#### [Records that describe figures]
※ ※ ※

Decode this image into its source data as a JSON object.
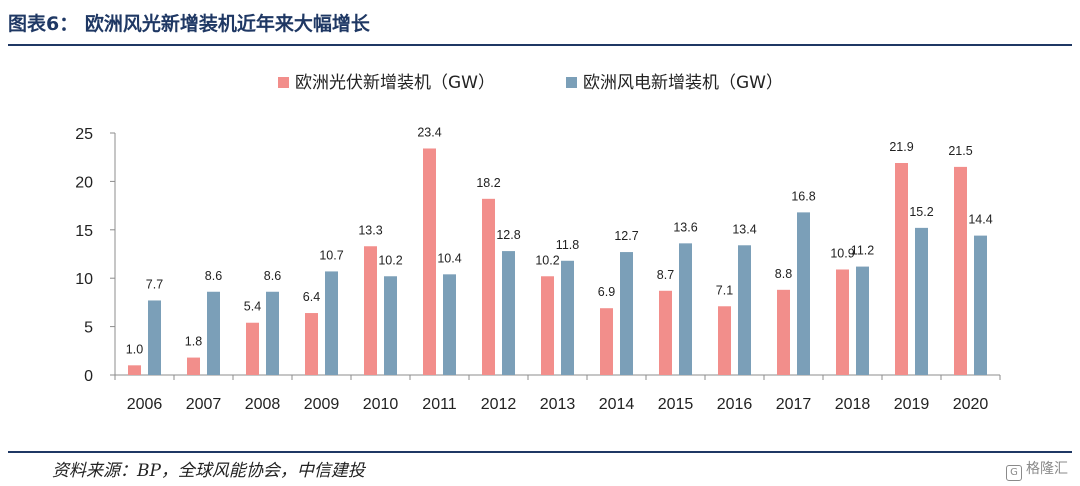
{
  "header": {
    "title": "图表6：  欧洲风光新增装机近年来大幅增长"
  },
  "footer": {
    "source": "资料来源：BP，全球风能协会，中信建投",
    "watermark": "格隆汇"
  },
  "colors": {
    "solar": "#f28e8b",
    "wind": "#7b9fb8",
    "rule": "#1f3864"
  },
  "chart_data": {
    "type": "bar",
    "title": "",
    "xlabel": "",
    "ylabel": "",
    "ylim": [
      0,
      25
    ],
    "yticks": [
      0,
      5,
      10,
      15,
      20,
      25
    ],
    "grid": false,
    "legend_position": "top-center",
    "categories": [
      "2006",
      "2007",
      "2008",
      "2009",
      "2010",
      "2011",
      "2012",
      "2013",
      "2014",
      "2015",
      "2016",
      "2017",
      "2018",
      "2019",
      "2020"
    ],
    "series": [
      {
        "name": "欧洲光伏新增装机（GW）",
        "color": "#f28e8b",
        "values": [
          1.0,
          1.8,
          5.4,
          6.4,
          13.3,
          23.4,
          18.2,
          10.2,
          6.9,
          8.7,
          7.1,
          8.8,
          10.9,
          21.9,
          21.5
        ],
        "labels": [
          "1.0",
          "1.8",
          "5.4",
          "6.4",
          "13.3",
          "23.4",
          "18.2",
          "10.2",
          "6.9",
          "8.7",
          "7.1",
          "8.8",
          "10.9",
          "21.9",
          "21.5"
        ]
      },
      {
        "name": "欧洲风电新增装机（GW）",
        "color": "#7b9fb8",
        "values": [
          7.7,
          8.6,
          8.6,
          10.7,
          10.2,
          10.4,
          12.8,
          11.8,
          12.7,
          13.6,
          13.4,
          16.8,
          11.2,
          15.2,
          14.4
        ],
        "labels": [
          "7.7",
          "8.6",
          "8.6",
          "10.7",
          "10.2",
          "10.4",
          "12.8",
          "11.8",
          "12.7",
          "13.6",
          "13.4",
          "16.8",
          "11.2",
          "15.2",
          "14.4"
        ]
      }
    ]
  }
}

※ ※ ※

#### [WORK INSTRUCTIONS]
Output all the records, word for word, with no pictures in the copy.

#### [EXERCISE ANSWER]
Decode this image into its source data as a JSON object.
{
  "header": {
    "title": "图表6：  欧洲风光新增装机近年来大幅增长"
  },
  "footer": {
    "source": "资料来源：BP，全球风能协会，中信建投",
    "watermark": "格隆汇"
  },
  "colors": {
    "solar": "#f28e8b",
    "wind": "#7b9fb8",
    "rule": "#1f3864"
  },
  "chart_data": {
    "type": "bar",
    "title": "",
    "xlabel": "",
    "ylabel": "",
    "ylim": [
      0,
      25
    ],
    "yticks": [
      0,
      5,
      10,
      15,
      20,
      25
    ],
    "grid": false,
    "legend_position": "top-center",
    "categories": [
      "2006",
      "2007",
      "2008",
      "2009",
      "2010",
      "2011",
      "2012",
      "2013",
      "2014",
      "2015",
      "2016",
      "2017",
      "2018",
      "2019",
      "2020"
    ],
    "series": [
      {
        "name": "欧洲光伏新增装机（GW）",
        "color": "#f28e8b",
        "values": [
          1.0,
          1.8,
          5.4,
          6.4,
          13.3,
          23.4,
          18.2,
          10.2,
          6.9,
          8.7,
          7.1,
          8.8,
          10.9,
          21.9,
          21.5
        ],
        "labels": [
          "1.0",
          "1.8",
          "5.4",
          "6.4",
          "13.3",
          "23.4",
          "18.2",
          "10.2",
          "6.9",
          "8.7",
          "7.1",
          "8.8",
          "10.9",
          "21.9",
          "21.5"
        ]
      },
      {
        "name": "欧洲风电新增装机（GW）",
        "color": "#7b9fb8",
        "values": [
          7.7,
          8.6,
          8.6,
          10.7,
          10.2,
          10.4,
          12.8,
          11.8,
          12.7,
          13.6,
          13.4,
          16.8,
          11.2,
          15.2,
          14.4
        ],
        "labels": [
          "7.7",
          "8.6",
          "8.6",
          "10.7",
          "10.2",
          "10.4",
          "12.8",
          "11.8",
          "12.7",
          "13.6",
          "13.4",
          "16.8",
          "11.2",
          "15.2",
          "14.4"
        ]
      }
    ]
  }
}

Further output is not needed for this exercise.